Exercise details: Reproduce the material from its first line through the line containing "101, 202, 113]", with "BLOG NAME" changed to "RECIPE BLOG" and nothing else altered.

_____

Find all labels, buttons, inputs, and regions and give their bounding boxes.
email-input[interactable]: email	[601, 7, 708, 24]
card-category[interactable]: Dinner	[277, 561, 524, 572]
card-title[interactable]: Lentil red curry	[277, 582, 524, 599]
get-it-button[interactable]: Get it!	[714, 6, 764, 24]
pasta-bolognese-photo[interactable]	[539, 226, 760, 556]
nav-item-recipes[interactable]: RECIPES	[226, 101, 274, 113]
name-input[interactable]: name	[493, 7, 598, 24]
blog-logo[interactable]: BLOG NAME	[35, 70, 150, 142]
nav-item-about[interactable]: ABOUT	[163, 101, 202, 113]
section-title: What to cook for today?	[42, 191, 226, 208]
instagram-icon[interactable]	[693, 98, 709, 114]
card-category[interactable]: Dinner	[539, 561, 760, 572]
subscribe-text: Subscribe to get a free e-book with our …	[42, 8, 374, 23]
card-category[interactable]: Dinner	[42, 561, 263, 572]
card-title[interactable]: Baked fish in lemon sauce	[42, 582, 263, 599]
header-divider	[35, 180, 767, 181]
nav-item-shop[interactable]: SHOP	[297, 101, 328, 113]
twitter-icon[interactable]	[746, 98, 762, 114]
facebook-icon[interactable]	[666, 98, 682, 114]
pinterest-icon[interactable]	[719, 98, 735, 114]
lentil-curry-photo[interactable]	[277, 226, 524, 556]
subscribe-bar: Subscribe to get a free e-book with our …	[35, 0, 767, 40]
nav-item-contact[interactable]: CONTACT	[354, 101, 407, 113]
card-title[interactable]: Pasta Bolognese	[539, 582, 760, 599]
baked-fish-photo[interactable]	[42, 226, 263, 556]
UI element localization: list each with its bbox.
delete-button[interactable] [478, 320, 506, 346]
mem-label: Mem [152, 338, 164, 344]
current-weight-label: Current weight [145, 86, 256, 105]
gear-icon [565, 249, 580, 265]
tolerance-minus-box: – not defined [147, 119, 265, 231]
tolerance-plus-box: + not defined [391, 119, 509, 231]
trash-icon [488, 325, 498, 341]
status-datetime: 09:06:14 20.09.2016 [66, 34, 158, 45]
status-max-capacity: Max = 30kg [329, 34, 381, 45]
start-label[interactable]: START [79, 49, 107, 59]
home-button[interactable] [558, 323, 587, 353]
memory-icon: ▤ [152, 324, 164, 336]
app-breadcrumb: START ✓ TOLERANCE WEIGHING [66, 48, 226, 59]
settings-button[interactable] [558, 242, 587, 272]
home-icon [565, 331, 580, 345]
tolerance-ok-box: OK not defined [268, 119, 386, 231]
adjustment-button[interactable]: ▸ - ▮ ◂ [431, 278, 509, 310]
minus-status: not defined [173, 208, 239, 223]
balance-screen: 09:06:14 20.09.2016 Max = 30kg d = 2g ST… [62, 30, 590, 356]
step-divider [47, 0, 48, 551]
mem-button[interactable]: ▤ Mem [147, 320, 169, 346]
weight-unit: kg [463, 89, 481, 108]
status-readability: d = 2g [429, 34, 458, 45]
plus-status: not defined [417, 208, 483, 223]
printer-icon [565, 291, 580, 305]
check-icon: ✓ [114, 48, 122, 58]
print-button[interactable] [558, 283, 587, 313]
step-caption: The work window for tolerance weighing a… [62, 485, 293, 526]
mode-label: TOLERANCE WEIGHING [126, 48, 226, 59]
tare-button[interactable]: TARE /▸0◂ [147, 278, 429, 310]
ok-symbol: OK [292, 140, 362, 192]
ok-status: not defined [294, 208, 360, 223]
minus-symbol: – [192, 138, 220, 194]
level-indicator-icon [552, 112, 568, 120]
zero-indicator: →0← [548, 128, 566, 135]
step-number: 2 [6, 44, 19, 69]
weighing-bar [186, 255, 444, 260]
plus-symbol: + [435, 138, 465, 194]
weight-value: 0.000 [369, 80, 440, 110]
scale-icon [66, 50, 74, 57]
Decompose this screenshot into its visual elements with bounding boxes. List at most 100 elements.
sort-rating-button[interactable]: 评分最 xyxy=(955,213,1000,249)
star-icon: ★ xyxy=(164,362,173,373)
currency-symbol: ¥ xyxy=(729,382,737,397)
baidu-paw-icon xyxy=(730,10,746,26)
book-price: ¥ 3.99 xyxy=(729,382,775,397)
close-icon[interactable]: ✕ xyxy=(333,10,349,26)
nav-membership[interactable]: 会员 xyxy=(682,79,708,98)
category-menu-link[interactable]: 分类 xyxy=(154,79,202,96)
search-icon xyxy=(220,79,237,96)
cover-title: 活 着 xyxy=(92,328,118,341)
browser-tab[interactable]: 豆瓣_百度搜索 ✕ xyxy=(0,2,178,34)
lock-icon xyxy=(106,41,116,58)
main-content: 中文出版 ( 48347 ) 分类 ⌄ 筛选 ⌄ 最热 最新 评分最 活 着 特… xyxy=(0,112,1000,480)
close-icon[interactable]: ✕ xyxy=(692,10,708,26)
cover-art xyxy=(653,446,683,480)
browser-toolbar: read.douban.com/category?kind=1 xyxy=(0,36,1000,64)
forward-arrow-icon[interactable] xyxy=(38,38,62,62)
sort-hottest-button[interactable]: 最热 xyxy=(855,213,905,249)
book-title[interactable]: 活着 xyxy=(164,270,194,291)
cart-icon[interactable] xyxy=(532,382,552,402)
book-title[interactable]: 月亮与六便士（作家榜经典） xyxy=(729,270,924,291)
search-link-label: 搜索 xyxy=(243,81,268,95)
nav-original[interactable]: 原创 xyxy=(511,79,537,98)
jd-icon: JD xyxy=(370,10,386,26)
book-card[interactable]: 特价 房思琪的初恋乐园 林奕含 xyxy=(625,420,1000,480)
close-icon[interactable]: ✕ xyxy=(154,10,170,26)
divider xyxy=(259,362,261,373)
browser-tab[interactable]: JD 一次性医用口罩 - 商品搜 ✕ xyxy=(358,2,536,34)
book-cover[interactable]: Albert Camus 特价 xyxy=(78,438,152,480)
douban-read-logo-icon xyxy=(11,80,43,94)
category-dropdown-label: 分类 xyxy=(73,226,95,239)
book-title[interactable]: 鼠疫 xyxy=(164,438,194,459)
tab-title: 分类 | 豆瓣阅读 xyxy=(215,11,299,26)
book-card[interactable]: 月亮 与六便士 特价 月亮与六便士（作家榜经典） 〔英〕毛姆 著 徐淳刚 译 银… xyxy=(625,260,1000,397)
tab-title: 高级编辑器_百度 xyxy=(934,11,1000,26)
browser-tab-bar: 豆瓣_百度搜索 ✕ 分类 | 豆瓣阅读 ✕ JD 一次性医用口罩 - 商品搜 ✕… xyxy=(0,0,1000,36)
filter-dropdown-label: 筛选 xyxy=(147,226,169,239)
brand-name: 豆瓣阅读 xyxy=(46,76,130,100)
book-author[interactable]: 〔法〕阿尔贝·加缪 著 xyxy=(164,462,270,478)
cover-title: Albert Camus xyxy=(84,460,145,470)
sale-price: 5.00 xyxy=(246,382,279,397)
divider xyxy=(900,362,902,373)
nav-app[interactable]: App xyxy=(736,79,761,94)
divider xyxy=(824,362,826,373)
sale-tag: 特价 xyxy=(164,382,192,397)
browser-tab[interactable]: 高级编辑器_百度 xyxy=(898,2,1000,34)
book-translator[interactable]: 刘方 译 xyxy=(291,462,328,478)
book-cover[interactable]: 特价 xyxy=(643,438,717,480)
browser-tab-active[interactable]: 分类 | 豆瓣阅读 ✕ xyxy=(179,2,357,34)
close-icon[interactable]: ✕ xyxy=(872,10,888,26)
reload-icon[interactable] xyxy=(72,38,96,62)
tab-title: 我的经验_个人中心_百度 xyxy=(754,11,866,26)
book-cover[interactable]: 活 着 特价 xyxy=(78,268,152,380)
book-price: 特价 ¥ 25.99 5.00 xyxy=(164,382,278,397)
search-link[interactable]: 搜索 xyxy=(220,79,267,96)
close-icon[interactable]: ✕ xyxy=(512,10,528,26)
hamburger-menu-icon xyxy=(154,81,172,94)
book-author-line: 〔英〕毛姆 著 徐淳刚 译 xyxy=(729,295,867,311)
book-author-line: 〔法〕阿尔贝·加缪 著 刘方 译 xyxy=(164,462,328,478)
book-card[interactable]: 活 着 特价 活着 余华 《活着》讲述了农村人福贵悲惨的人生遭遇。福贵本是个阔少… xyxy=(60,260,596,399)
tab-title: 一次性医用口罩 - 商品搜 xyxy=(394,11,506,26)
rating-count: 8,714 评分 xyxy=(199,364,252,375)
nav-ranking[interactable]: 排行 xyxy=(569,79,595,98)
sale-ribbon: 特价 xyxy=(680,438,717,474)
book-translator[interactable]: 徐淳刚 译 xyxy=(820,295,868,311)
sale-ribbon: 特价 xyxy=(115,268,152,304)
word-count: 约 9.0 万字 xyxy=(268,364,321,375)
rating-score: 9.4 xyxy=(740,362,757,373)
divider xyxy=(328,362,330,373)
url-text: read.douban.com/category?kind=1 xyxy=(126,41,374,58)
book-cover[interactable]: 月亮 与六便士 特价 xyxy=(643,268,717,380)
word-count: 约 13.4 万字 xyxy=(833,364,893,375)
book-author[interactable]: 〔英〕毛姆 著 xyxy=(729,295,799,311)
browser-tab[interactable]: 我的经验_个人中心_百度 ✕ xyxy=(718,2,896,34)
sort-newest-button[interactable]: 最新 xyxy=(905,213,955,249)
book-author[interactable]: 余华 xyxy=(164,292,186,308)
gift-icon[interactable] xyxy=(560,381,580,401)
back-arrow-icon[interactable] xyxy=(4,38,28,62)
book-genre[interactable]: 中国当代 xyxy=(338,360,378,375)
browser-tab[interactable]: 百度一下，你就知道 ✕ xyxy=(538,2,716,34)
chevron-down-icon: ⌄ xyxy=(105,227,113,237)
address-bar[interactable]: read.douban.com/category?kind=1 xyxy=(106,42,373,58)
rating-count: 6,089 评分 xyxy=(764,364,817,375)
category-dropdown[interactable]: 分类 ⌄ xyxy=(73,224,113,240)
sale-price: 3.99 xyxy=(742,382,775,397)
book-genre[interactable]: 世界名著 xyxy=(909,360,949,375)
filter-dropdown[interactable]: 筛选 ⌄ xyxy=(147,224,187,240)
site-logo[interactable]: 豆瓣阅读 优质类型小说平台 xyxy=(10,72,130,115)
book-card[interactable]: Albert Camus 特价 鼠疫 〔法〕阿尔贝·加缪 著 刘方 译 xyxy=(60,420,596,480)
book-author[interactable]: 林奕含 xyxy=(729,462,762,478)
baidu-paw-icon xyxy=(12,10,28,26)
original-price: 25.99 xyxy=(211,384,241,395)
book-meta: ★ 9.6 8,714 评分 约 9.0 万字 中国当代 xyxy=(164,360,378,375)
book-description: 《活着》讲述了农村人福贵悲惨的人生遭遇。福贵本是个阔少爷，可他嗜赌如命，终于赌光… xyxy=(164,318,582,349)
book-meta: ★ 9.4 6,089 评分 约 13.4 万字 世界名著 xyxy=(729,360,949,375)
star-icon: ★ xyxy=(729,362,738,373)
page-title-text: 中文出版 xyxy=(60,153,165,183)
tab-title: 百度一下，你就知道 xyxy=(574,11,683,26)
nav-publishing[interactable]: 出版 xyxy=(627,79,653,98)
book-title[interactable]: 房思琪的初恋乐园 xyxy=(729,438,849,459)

_____

The output:
Find all labels, buttons, inputs, and regions and give their bounding boxes.
email-input[interactable]: email	[601, 7, 708, 24]
card-category[interactable]: Dinner	[277, 561, 524, 572]
card-title[interactable]: Lentil red curry	[277, 582, 524, 599]
get-it-button[interactable]: Get it!	[714, 6, 764, 24]
pasta-bolognese-photo[interactable]	[539, 226, 760, 556]
nav-item-recipes[interactable]: RECIPES	[226, 101, 274, 113]
name-input[interactable]: name	[493, 7, 598, 24]
blog-logo[interactable]: RECIPE BLOG	[35, 70, 150, 142]
nav-item-about[interactable]: ABOUT	[163, 101, 202, 113]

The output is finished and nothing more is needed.